(Items from a data source)

.....

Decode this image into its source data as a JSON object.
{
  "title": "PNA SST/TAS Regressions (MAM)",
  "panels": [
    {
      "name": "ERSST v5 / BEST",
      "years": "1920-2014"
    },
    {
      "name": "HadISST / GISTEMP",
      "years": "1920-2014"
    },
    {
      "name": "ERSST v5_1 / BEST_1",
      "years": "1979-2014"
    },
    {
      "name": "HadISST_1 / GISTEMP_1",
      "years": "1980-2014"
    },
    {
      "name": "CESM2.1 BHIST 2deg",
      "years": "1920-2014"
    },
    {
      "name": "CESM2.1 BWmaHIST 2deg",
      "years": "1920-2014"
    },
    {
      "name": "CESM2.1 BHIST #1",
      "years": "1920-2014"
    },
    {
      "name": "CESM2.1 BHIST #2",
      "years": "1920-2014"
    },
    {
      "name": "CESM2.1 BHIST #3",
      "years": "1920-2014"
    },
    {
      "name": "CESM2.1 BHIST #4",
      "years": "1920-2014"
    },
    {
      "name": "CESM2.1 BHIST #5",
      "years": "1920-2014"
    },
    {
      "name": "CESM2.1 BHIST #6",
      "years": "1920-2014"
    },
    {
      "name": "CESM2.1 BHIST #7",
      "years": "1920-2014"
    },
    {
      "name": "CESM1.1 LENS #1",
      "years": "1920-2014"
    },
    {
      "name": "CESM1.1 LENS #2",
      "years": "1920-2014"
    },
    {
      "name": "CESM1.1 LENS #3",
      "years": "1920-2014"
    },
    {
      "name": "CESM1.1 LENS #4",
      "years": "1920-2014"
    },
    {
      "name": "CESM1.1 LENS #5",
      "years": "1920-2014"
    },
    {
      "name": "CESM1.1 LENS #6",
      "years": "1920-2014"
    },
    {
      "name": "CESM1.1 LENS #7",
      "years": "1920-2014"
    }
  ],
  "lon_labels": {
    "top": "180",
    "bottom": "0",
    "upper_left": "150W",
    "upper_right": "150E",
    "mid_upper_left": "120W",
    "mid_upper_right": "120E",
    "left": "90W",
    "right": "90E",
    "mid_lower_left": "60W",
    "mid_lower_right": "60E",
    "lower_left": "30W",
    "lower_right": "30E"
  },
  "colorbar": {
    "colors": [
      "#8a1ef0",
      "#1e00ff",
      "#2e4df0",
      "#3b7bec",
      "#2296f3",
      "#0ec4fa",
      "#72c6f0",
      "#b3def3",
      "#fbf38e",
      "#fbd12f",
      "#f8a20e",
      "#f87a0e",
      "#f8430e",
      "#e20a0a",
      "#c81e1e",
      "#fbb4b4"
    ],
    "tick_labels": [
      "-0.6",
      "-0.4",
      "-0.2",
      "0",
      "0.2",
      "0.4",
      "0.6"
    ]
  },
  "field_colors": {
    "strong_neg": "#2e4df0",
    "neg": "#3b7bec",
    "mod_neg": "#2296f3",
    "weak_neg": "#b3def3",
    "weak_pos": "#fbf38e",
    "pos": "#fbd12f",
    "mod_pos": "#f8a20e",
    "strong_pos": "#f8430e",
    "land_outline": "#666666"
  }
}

.....

Using the data above, print every record exactly as shown.

- Exercise output -
Decode this image into its source data as a JSON object.
{
  "title": "PNA SST/TAS Regressions (MAM)",
  "panels": [
    {
      "name": "ERSST v5 / BEST",
      "years": "1920-2014"
    },
    {
      "name": "HadISST / GISTEMP",
      "years": "1920-2014"
    },
    {
      "name": "ERSST v5_1 / BEST_1",
      "years": "1979-2014"
    },
    {
      "name": "HadISST_1 / GISTEMP_1",
      "years": "1980-2014"
    },
    {
      "name": "CESM2.1 BHIST 2deg",
      "years": "1920-2014"
    },
    {
      "name": "CESM2.1 BWmaHIST 2deg",
      "years": "1920-2014"
    },
    {
      "name": "CESM2.1 BHIST #1",
      "years": "1920-2014"
    },
    {
      "name": "CESM2.1 BHIST #2",
      "years": "1920-2014"
    },
    {
      "name": "CESM2.1 BHIST #3",
      "years": "1920-2014"
    },
    {
      "name": "CESM2.1 BHIST #4",
      "years": "1920-2014"
    },
    {
      "name": "CESM2.1 BHIST #5",
      "years": "1920-2014"
    },
    {
      "name": "CESM2.1 BHIST #6",
      "years": "1920-2014"
    },
    {
      "name": "CESM2.1 BHIST #7",
      "years": "1920-2014"
    },
    {
      "name": "CESM1.1 LENS #1",
      "years": "1920-2014"
    },
    {
      "name": "CESM1.1 LENS #2",
      "years": "1920-2014"
    },
    {
      "name": "CESM1.1 LENS #3",
      "years": "1920-2014"
    },
    {
      "name": "CESM1.1 LENS #4",
      "years": "1920-2014"
    },
    {
      "name": "CESM1.1 LENS #5",
      "years": "1920-2014"
    },
    {
      "name": "CESM1.1 LENS #6",
      "years": "1920-2014"
    },
    {
      "name": "CESM1.1 LENS #7",
      "years": "1920-2014"
    }
  ],
  "lon_labels": {
    "top": "180",
    "bottom": "0",
    "upper_left": "150W",
    "upper_right": "150E",
    "mid_upper_left": "120W",
    "mid_upper_right": "120E",
    "left": "90W",
    "right": "90E",
    "mid_lower_left": "60W",
    "mid_lower_right": "60E",
    "lower_left": "30W",
    "lower_right": "30E"
  },
  "colorbar": {
    "colors": [
      "#8a1ef0",
      "#1e00ff",
      "#2e4df0",
      "#3b7bec",
      "#2296f3",
      "#0ec4fa",
      "#72c6f0",
      "#b3def3",
      "#fbf38e",
      "#fbd12f",
      "#f8a20e",
      "#f87a0e",
      "#f8430e",
      "#e20a0a",
      "#c81e1e",
      "#fbb4b4"
    ],
    "tick_labels": [
      "-0.6",
      "-0.4",
      "-0.2",
      "0",
      "0.2",
      "0.4",
      "0.6"
    ]
  },
  "field_colors": {
    "strong_neg": "#2e4df0",
    "neg": "#3b7bec",
    "mod_neg": "#2296f3",
    "weak_neg": "#b3def3",
    "weak_pos": "#fbf38e",
    "pos": "#fbd12f",
    "mod_pos": "#f8a20e",
    "strong_pos": "#f8430e",
    "land_outline": "#666666"
  }
}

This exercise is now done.